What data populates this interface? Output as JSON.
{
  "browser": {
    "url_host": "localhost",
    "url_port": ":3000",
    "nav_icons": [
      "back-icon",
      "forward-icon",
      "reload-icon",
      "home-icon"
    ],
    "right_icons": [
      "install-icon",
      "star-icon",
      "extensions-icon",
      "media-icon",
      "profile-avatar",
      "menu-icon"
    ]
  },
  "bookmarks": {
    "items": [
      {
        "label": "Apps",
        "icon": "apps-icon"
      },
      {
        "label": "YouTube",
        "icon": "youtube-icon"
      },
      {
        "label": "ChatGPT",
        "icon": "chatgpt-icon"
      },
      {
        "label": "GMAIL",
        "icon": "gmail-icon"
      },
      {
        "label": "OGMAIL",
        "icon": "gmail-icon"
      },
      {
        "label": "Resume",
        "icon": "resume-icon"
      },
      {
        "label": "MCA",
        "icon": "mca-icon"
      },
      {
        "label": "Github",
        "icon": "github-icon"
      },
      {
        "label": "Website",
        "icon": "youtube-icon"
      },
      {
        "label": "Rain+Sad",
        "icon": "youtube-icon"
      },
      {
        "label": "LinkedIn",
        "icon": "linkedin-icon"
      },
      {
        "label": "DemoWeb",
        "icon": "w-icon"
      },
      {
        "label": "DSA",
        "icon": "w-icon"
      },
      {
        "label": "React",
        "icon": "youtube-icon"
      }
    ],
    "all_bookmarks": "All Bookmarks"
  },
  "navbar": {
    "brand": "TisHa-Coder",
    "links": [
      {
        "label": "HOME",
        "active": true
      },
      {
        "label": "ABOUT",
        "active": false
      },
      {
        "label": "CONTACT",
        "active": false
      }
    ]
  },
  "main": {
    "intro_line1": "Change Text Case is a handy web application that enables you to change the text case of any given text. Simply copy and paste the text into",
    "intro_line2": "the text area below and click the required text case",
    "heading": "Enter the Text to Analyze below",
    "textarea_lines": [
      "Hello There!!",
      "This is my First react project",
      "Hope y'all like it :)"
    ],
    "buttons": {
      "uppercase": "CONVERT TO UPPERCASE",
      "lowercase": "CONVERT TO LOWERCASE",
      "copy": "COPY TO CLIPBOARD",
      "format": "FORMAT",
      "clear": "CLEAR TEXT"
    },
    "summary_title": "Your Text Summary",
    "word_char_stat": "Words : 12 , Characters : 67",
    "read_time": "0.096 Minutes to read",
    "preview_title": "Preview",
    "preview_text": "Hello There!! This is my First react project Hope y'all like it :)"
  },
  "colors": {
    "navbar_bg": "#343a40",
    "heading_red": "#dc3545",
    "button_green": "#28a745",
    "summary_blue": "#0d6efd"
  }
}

# # # # # # #

[Goal]: Above are some records; extract every one of them exactly.

[Written solution]:
What data populates this interface? Output as JSON.
{
  "browser": {
    "url_host": "localhost",
    "url_port": ":3000",
    "nav_icons": [
      "back-icon",
      "forward-icon",
      "reload-icon",
      "home-icon"
    ],
    "right_icons": [
      "install-icon",
      "star-icon",
      "extensions-icon",
      "media-icon",
      "profile-avatar",
      "menu-icon"
    ]
  },
  "bookmarks": {
    "items": [
      {
        "label": "Apps",
        "icon": "apps-icon"
      },
      {
        "label": "YouTube",
        "icon": "youtube-icon"
      },
      {
        "label": "ChatGPT",
        "icon": "chatgpt-icon"
      },
      {
        "label": "GMAIL",
        "icon": "gmail-icon"
      },
      {
        "label": "OGMAIL",
        "icon": "gmail-icon"
      },
      {
        "label": "Resume",
        "icon": "resume-icon"
      },
      {
        "label": "MCA",
        "icon": "mca-icon"
      },
      {
        "label": "Github",
        "icon": "github-icon"
      },
      {
        "label": "Website",
        "icon": "youtube-icon"
      },
      {
        "label": "Rain+Sad",
        "icon": "youtube-icon"
      },
      {
        "label": "LinkedIn",
        "icon": "linkedin-icon"
      },
      {
        "label": "DemoWeb",
        "icon": "w-icon"
      },
      {
        "label": "DSA",
        "icon": "w-icon"
      },
      {
        "label": "React",
        "icon": "youtube-icon"
      }
    ],
    "all_bookmarks": "All Bookmarks"
  },
  "navbar": {
    "brand": "TisHa-Coder",
    "links": [
      {
        "label": "HOME",
        "active": true
      },
      {
        "label": "ABOUT",
        "active": false
      },
      {
        "label": "CONTACT",
        "active": false
      }
    ]
  },
  "main": {
    "intro_line1": "Change Text Case is a handy web application that enables you to change the text case of any given text. Simply copy and paste the text into",
    "intro_line2": "the text area below and click the required text case",
    "heading": "Enter the Text to Analyze below",
    "textarea_lines": [
      "Hello There!!",
      "This is my First react project",
      "Hope y'all like it :)"
    ],
    "buttons": {
      "uppercase": "CONVERT TO UPPERCASE",
      "lowercase": "CONVERT TO LOWERCASE",
      "copy": "COPY TO CLIPBOARD",
      "format": "FORMAT",
      "clear": "CLEAR TEXT"
    },
    "summary_title": "Your Text Summary",
    "word_char_stat": "Words : 12 , Characters : 67",
    "read_time": "0.096 Minutes to read",
    "preview_title": "Preview",
    "preview_text": "Hello There!! This is my First react project Hope y'all like it :)"
  },
  "colors": {
    "navbar_bg": "#343a40",
    "heading_red": "#dc3545",
    "button_green": "#28a745",
    "summary_blue": "#0d6efd"
  }
}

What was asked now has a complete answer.